_Items from a dataset_
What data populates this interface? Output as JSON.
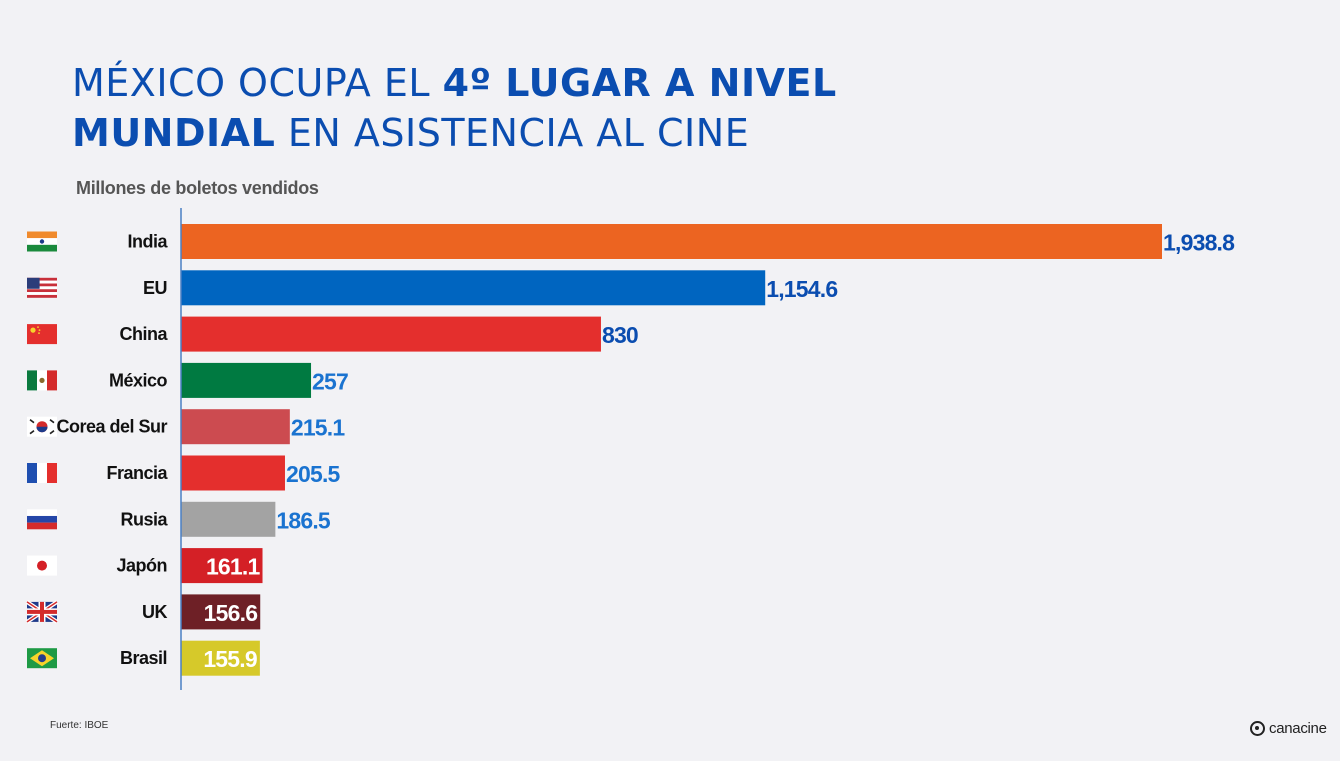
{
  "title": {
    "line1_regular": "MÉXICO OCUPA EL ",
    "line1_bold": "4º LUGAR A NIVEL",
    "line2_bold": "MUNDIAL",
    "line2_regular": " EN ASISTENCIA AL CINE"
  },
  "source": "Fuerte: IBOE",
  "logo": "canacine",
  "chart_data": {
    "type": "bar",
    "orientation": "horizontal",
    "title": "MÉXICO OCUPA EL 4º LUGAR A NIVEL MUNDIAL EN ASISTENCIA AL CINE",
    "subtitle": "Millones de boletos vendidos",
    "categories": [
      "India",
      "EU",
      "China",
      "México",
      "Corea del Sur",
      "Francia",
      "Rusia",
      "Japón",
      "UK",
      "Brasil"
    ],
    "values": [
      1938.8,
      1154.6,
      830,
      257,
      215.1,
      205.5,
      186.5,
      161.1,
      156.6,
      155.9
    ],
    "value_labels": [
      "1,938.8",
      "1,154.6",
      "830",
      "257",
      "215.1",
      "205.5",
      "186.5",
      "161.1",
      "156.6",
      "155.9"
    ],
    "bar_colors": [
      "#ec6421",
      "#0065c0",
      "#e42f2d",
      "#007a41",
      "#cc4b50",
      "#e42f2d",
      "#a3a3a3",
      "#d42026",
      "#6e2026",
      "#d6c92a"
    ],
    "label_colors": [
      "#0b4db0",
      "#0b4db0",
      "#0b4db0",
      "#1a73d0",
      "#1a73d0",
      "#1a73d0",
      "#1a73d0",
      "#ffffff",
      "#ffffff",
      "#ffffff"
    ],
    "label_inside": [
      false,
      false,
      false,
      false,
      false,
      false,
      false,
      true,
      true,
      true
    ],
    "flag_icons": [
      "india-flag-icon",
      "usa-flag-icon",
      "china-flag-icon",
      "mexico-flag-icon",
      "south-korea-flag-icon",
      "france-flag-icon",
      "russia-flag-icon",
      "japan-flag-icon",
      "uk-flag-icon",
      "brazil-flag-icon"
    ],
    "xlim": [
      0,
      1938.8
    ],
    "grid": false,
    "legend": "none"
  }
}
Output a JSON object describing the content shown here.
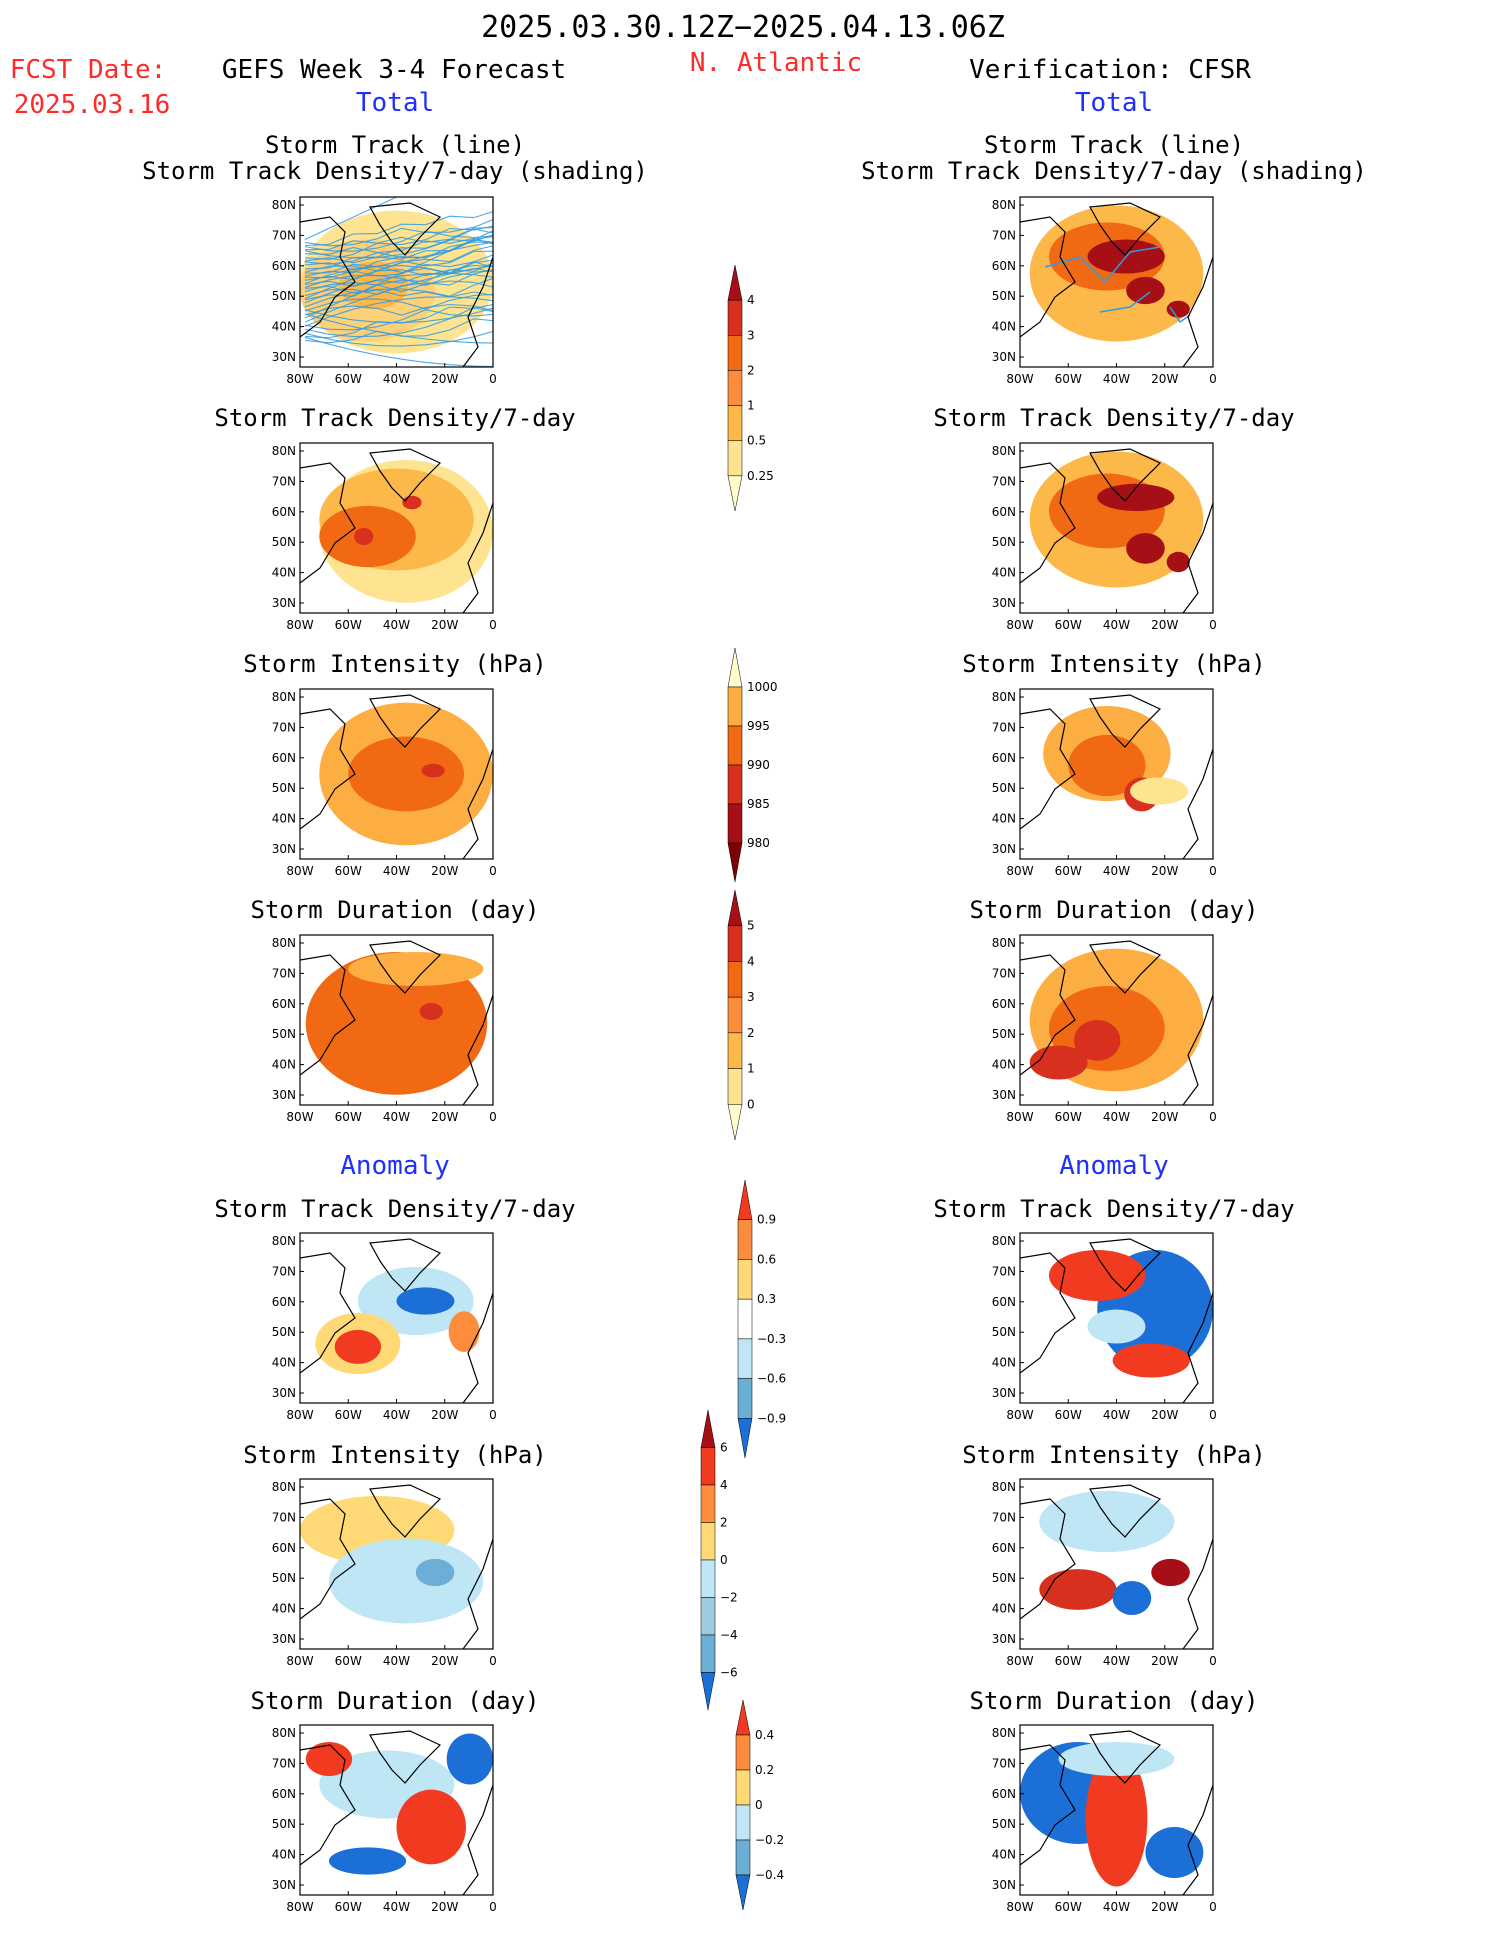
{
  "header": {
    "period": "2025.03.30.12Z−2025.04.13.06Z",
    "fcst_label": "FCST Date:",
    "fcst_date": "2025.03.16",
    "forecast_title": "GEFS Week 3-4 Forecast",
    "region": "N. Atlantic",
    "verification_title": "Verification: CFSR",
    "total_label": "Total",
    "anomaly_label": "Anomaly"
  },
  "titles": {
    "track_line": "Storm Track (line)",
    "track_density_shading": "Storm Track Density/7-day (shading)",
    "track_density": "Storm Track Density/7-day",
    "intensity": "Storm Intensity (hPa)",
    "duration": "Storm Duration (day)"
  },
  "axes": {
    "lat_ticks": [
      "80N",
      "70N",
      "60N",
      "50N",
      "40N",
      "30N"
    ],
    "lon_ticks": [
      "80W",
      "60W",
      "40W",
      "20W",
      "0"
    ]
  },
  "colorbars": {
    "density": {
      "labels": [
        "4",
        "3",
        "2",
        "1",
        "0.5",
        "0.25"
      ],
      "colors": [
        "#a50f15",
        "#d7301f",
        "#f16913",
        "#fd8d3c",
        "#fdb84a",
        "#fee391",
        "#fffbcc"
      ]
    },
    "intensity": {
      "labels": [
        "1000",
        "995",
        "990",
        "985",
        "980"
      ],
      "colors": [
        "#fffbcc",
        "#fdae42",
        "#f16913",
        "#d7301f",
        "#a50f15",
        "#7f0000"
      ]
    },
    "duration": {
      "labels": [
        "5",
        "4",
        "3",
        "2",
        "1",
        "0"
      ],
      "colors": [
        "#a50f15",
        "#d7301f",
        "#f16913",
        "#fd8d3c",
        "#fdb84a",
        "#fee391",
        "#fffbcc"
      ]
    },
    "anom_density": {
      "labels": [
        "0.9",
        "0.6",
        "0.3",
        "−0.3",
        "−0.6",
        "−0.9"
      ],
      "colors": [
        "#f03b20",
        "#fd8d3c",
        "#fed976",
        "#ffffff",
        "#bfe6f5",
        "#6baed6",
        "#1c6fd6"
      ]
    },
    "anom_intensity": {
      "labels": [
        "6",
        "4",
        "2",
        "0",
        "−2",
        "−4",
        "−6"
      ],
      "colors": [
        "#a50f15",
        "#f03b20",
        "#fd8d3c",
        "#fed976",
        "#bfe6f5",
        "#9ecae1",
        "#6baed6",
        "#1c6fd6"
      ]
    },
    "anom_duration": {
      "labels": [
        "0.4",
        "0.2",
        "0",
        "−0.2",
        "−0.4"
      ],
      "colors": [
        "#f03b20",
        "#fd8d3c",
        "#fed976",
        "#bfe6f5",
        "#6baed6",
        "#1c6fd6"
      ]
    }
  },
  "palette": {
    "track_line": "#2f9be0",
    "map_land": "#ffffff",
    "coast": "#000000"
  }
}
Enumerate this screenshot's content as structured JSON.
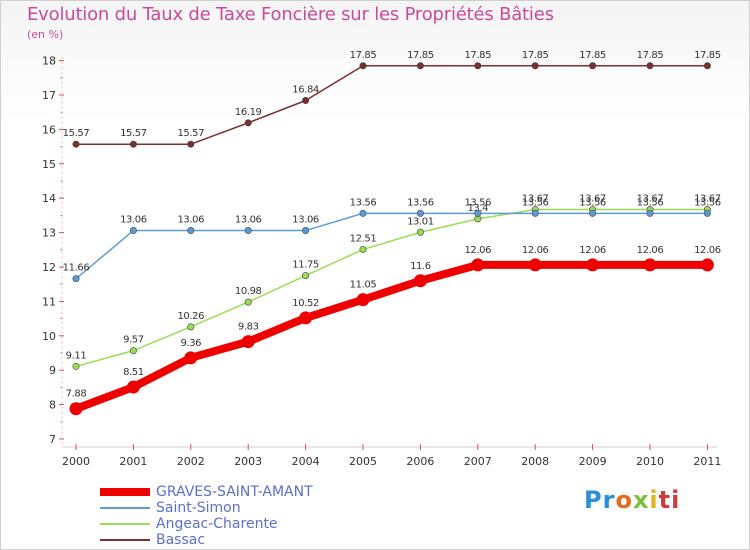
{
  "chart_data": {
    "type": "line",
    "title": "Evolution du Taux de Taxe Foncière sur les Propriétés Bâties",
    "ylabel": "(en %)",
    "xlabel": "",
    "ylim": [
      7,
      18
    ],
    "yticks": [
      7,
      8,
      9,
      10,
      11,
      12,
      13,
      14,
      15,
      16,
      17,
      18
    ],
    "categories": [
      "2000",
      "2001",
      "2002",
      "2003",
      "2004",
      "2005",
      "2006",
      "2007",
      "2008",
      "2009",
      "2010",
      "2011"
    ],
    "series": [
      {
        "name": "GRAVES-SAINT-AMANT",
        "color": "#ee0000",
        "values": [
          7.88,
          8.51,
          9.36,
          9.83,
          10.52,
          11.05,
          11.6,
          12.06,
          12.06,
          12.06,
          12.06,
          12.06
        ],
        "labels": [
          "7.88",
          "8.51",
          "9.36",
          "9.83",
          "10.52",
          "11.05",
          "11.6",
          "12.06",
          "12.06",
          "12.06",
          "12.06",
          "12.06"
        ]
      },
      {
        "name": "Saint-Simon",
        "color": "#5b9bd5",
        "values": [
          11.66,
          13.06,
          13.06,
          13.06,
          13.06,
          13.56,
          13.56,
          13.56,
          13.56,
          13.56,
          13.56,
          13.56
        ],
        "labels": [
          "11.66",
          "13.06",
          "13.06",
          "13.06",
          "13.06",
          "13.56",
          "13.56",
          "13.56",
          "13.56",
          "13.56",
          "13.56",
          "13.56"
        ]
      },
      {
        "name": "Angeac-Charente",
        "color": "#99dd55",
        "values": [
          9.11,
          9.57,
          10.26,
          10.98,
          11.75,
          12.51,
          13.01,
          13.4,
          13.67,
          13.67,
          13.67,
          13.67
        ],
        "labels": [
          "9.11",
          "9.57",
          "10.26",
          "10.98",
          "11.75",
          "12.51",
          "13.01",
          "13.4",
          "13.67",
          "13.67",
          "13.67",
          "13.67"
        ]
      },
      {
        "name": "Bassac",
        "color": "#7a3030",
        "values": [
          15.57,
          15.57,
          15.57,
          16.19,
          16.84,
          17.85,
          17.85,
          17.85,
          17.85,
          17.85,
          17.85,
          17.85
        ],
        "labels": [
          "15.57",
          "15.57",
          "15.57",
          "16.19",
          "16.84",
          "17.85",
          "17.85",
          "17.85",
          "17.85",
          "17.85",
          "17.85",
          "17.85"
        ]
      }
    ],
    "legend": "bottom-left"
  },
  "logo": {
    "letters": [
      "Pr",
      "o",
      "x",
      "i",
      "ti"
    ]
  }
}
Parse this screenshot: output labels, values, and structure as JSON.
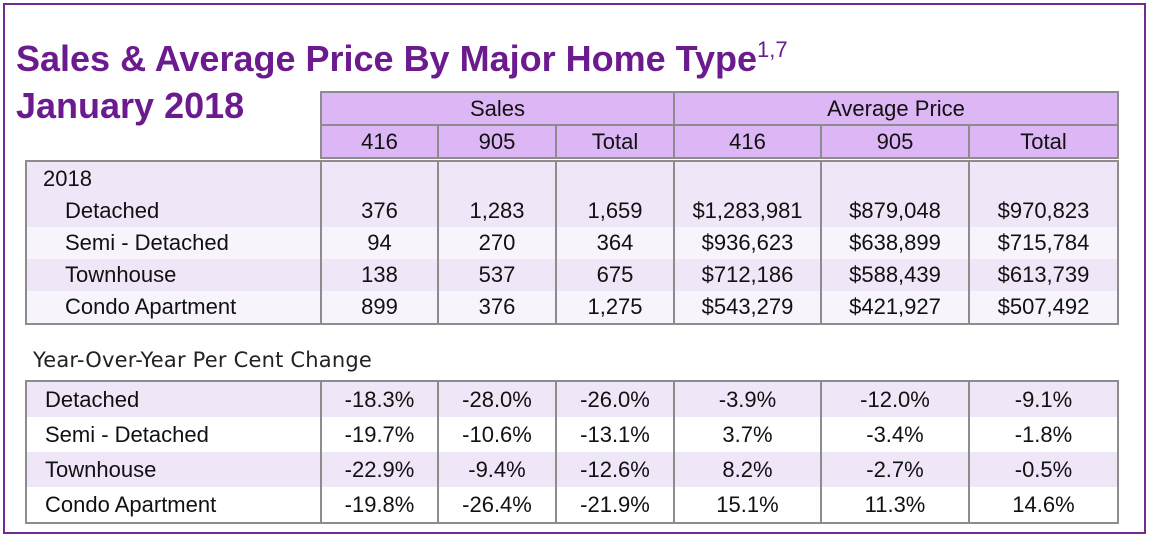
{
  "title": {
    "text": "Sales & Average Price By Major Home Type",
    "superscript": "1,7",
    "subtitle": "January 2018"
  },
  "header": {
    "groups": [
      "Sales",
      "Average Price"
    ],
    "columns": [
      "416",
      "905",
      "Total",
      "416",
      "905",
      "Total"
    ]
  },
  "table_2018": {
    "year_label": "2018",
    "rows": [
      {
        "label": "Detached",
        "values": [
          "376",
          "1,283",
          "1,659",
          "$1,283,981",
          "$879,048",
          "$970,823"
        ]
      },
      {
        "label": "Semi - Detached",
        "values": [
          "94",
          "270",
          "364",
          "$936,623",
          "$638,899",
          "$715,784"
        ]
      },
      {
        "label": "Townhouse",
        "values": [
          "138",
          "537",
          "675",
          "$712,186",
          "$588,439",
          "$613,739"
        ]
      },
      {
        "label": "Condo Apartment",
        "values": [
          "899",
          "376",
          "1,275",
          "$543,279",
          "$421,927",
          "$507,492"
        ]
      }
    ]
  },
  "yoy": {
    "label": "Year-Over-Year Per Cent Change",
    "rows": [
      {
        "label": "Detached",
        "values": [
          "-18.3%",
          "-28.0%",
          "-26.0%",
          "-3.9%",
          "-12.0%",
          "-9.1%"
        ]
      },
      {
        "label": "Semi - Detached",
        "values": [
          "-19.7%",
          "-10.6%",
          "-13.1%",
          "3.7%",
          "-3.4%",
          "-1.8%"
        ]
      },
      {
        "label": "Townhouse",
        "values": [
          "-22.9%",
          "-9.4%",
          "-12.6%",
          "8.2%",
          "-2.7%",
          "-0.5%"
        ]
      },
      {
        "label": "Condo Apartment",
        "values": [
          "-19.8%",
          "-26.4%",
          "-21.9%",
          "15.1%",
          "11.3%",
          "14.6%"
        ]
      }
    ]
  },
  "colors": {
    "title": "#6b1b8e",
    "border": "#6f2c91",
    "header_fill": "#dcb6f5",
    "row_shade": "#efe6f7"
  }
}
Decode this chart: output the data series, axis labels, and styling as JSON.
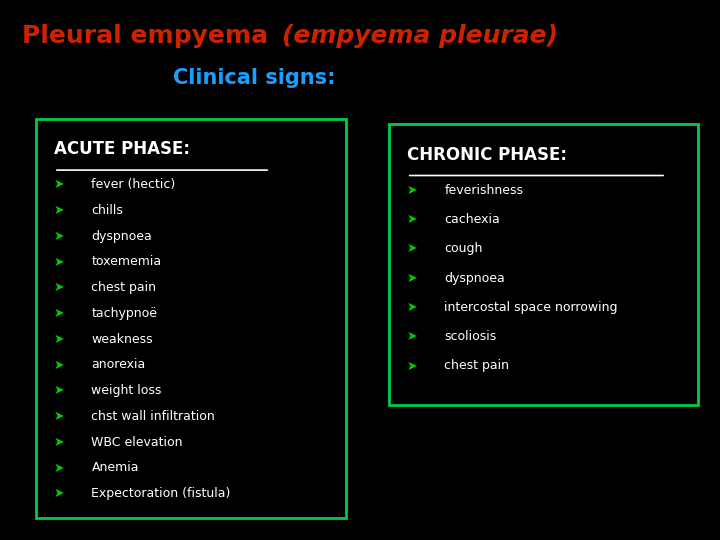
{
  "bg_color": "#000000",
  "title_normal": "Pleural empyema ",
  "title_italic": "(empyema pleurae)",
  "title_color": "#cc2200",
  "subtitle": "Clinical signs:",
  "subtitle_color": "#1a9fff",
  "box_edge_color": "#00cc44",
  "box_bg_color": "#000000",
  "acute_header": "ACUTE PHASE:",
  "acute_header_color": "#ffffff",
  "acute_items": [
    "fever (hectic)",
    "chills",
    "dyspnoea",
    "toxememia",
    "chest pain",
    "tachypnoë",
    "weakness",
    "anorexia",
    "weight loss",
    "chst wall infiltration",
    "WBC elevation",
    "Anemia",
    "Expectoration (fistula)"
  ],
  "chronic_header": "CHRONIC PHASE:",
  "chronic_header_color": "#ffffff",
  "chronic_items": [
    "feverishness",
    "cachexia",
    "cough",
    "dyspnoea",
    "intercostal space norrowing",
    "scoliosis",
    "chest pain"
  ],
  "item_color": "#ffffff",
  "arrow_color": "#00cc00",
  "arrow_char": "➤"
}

_Directions_
Copy out every line with the word "screenshot".

_Final result_
Enumerate this screenshot's content as structured JSON.
Parse this screenshot: output labels, values, and structure as JSON.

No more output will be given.